Report each line of the data that has "triangle" somewhere in it.

Recorded data.
════════════════

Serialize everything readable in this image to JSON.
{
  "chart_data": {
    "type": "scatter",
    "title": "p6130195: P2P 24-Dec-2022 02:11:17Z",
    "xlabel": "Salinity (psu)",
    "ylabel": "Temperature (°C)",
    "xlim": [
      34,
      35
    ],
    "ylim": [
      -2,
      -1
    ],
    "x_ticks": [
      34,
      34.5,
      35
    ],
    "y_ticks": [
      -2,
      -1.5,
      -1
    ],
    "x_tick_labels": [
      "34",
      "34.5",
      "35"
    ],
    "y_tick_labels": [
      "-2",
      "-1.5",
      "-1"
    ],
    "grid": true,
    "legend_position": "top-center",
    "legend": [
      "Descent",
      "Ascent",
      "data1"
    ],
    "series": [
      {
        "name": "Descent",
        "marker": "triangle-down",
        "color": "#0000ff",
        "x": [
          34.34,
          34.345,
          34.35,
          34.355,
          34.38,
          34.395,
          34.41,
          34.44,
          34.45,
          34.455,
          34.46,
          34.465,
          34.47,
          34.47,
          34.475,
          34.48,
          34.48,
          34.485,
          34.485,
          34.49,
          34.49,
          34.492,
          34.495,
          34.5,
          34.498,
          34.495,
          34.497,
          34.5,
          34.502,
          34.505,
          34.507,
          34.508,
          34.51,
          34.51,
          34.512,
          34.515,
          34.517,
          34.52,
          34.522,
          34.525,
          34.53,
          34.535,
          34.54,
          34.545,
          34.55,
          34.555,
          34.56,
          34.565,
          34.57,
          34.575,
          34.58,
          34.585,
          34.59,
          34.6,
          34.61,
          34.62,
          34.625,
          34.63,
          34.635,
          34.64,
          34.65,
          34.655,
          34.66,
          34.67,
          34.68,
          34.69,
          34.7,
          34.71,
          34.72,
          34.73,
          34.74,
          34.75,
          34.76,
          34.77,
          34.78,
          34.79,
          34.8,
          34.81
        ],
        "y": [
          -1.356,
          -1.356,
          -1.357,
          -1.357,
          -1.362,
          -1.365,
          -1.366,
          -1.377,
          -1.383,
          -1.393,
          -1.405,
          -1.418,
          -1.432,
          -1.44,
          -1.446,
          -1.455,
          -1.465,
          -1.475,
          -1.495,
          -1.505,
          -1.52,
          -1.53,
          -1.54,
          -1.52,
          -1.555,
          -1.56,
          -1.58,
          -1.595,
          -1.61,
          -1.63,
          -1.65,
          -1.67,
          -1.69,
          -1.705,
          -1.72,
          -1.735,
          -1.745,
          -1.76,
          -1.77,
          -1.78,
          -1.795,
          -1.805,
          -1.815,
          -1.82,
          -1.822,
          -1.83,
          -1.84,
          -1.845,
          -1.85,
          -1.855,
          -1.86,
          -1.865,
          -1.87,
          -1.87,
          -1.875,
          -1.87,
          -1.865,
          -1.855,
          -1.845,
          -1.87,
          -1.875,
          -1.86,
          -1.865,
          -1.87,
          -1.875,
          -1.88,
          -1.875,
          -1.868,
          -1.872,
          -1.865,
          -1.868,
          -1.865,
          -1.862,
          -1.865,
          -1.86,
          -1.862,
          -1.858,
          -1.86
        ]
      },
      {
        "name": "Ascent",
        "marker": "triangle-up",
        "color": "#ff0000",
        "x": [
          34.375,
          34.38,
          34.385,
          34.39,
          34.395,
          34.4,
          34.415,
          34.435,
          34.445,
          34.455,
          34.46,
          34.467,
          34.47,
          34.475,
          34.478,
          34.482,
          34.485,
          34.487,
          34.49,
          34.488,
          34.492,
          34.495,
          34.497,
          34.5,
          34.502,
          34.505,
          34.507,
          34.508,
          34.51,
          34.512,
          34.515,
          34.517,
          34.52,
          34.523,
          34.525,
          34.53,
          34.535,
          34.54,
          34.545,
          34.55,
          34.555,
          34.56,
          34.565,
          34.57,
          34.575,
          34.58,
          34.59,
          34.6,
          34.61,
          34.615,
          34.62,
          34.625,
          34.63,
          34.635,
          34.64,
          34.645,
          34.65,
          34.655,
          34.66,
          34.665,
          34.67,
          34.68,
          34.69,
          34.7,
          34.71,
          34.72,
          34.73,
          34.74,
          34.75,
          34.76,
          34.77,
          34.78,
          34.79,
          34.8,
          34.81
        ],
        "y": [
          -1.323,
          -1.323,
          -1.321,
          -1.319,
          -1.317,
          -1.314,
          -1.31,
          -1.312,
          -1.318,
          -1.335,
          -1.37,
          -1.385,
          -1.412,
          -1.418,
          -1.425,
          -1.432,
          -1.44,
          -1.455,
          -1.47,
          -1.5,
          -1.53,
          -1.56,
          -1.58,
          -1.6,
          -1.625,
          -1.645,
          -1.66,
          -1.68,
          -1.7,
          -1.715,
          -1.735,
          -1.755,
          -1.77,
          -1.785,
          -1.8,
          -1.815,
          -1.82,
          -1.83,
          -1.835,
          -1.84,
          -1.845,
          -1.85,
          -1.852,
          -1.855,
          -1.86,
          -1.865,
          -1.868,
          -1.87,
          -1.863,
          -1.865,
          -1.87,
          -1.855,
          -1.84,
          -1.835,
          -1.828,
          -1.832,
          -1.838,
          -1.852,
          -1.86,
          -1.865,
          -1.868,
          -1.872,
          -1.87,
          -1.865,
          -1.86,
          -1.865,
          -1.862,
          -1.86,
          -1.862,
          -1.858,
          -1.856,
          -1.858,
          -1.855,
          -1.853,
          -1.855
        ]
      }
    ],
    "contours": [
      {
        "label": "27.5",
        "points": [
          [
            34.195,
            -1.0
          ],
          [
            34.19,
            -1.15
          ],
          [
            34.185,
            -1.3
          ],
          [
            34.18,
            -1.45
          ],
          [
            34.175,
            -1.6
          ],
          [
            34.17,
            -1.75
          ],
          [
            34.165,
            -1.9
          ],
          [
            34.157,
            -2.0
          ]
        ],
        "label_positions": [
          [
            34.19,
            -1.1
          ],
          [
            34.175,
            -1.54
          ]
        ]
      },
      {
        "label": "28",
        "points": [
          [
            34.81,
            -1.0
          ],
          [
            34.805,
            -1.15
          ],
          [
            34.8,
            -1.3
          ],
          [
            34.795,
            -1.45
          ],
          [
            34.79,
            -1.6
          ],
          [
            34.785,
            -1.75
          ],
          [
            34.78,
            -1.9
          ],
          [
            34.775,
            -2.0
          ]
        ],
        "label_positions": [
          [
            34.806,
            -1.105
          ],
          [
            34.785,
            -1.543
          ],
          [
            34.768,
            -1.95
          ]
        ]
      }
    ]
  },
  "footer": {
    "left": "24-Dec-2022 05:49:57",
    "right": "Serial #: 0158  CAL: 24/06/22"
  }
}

════════════════

Task response.
        "marker": "triangle-down",
        "marker": "triangle-up",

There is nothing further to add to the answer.